Stored entries
+===+
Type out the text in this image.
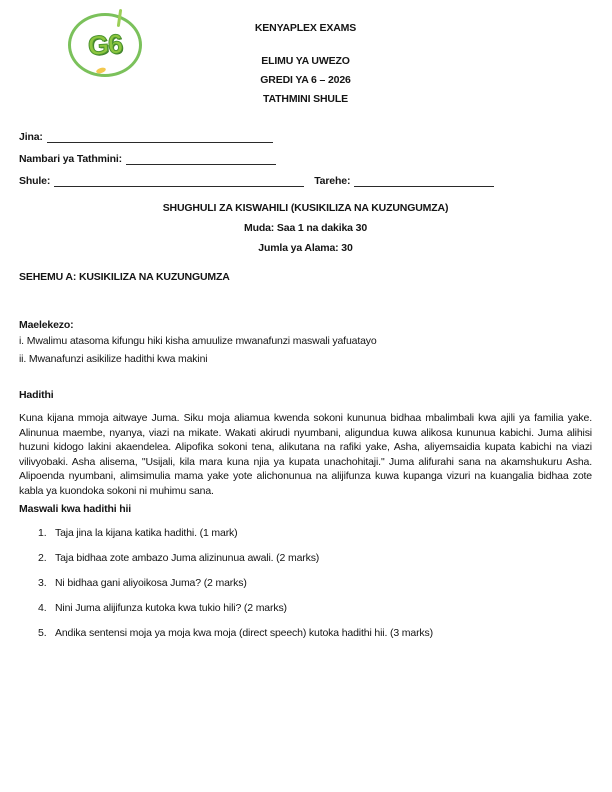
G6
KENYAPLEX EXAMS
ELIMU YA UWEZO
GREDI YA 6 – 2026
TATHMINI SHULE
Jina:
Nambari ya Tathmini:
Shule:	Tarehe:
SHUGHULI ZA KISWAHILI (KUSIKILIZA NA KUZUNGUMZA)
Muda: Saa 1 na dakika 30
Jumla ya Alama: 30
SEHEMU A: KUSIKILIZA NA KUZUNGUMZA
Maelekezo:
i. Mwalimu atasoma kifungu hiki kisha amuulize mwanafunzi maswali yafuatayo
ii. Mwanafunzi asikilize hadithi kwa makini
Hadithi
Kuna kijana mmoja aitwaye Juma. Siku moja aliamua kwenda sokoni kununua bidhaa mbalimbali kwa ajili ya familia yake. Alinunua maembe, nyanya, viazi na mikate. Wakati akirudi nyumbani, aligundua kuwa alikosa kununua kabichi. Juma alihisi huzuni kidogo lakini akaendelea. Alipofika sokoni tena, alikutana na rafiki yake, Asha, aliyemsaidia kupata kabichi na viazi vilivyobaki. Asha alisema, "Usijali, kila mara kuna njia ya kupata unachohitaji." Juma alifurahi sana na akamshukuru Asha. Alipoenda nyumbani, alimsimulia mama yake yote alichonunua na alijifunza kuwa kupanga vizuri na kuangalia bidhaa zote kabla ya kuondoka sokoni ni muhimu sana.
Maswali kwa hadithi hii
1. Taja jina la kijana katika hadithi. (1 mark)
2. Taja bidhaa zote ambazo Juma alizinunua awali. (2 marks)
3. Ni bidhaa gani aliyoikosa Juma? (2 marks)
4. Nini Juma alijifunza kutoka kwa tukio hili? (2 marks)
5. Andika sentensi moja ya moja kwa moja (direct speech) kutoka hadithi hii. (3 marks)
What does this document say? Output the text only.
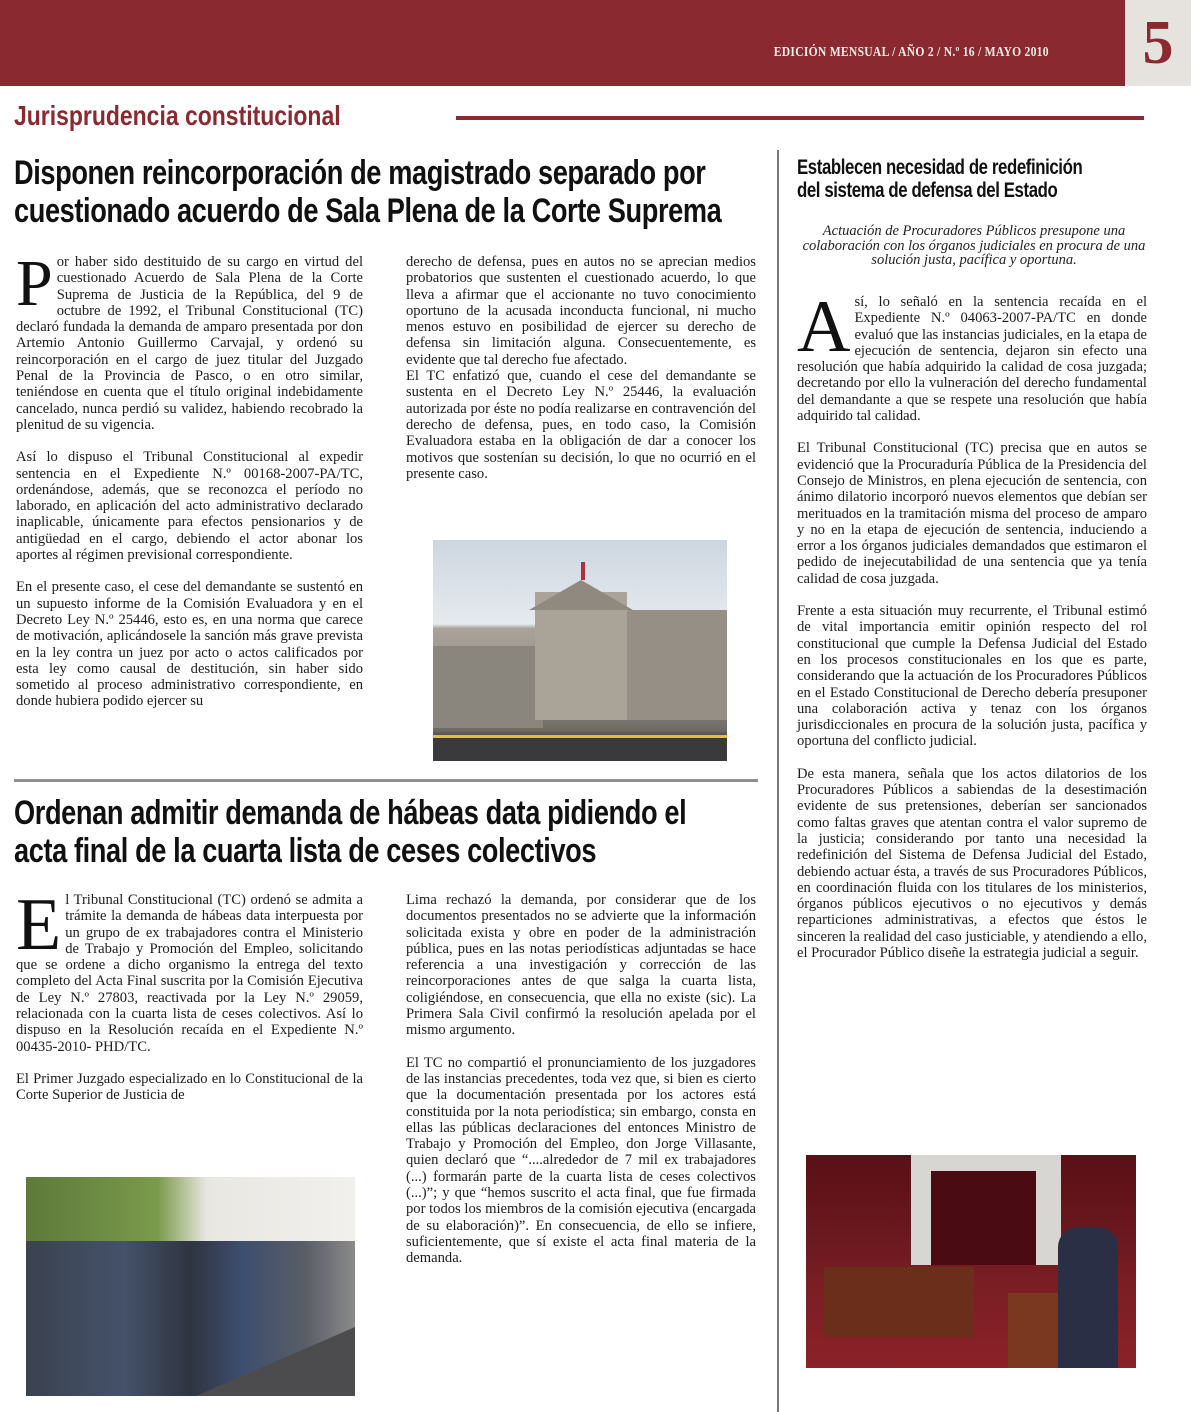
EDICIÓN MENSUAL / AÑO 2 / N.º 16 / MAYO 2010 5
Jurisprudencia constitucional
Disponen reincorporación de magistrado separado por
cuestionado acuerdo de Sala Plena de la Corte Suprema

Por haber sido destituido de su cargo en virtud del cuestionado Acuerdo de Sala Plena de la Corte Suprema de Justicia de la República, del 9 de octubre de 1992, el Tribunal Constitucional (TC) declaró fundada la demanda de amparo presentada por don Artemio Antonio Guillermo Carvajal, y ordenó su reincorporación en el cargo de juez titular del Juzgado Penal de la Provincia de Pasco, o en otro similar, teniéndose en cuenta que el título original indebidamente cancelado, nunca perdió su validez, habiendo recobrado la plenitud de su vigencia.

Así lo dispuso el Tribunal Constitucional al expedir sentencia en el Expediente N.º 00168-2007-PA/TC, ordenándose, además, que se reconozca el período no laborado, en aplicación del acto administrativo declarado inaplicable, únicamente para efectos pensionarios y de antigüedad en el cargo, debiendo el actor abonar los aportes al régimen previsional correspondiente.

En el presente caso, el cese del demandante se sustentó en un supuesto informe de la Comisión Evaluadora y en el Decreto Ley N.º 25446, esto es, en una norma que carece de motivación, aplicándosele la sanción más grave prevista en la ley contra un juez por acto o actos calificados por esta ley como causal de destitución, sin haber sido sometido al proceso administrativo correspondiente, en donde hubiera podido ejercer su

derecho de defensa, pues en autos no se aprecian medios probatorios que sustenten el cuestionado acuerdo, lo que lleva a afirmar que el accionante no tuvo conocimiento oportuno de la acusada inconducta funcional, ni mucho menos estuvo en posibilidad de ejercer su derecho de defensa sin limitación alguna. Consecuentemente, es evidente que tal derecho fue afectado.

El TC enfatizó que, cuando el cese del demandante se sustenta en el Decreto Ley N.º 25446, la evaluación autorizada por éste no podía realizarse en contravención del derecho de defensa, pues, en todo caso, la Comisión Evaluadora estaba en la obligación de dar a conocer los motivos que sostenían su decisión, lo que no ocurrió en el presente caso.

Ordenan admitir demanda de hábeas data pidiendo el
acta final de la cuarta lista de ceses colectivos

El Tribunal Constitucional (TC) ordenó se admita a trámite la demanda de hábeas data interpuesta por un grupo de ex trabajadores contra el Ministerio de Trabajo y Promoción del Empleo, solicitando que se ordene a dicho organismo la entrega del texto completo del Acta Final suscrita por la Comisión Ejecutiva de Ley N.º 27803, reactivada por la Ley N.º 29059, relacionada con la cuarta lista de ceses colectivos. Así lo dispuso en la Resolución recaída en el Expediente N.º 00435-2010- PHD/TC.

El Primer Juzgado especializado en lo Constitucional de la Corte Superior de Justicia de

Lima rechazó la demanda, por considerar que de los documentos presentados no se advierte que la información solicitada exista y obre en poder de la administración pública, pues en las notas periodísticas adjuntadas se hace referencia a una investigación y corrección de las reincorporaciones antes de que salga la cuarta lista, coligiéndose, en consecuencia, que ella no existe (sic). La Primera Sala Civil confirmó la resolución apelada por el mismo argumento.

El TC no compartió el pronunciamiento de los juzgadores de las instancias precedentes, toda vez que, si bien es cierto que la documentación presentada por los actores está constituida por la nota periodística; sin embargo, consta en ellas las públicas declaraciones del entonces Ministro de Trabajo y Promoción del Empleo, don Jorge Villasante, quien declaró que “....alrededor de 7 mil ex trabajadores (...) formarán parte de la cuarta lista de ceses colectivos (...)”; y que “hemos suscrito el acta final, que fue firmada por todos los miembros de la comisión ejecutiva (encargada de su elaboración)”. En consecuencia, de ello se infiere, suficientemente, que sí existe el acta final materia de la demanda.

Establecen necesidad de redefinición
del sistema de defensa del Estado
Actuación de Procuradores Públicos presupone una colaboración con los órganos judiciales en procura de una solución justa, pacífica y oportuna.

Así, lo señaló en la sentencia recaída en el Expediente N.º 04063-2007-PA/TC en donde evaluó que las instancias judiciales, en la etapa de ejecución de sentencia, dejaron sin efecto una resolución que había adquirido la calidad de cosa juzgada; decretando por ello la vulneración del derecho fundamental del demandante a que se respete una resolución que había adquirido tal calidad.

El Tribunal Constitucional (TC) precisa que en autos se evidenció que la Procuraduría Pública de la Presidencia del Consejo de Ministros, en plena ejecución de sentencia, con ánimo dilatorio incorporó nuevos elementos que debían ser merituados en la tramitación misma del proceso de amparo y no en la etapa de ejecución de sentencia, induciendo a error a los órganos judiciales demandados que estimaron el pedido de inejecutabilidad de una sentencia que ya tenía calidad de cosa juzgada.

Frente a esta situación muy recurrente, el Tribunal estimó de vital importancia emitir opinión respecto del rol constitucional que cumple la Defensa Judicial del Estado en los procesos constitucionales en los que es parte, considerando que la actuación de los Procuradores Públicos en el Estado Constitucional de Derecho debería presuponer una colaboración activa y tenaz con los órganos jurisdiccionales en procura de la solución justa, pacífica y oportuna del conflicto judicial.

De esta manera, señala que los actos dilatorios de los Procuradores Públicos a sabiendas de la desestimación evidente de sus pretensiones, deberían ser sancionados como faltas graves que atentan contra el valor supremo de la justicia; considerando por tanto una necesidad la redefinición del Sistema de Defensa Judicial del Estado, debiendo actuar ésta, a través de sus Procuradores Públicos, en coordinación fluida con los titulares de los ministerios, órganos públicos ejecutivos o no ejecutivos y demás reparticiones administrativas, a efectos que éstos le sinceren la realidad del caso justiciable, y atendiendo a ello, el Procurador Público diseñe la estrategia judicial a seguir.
+===+
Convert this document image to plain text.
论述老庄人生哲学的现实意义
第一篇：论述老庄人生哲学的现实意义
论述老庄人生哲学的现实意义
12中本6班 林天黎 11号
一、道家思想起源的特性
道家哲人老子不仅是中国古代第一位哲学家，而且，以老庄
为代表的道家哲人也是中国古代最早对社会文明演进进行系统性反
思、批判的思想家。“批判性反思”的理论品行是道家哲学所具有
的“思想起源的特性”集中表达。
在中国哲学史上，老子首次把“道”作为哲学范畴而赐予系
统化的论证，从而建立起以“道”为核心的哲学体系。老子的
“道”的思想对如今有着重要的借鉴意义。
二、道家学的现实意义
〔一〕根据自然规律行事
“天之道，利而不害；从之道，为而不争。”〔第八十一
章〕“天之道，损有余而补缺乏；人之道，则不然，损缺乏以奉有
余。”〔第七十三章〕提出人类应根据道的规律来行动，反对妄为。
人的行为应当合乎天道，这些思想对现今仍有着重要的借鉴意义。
+===+
PROBLEM TO SOLVE: Filter the entries above down to the lines containing the word "KUZUNGUMZA".

OUTPUT BELOW:
SHUGHULI ZA KISWAHILI (KUSIKILIZA NA KUZUNGUMZA)
SEHEMU A: KUSIKILIZA NA KUZUNGUMZA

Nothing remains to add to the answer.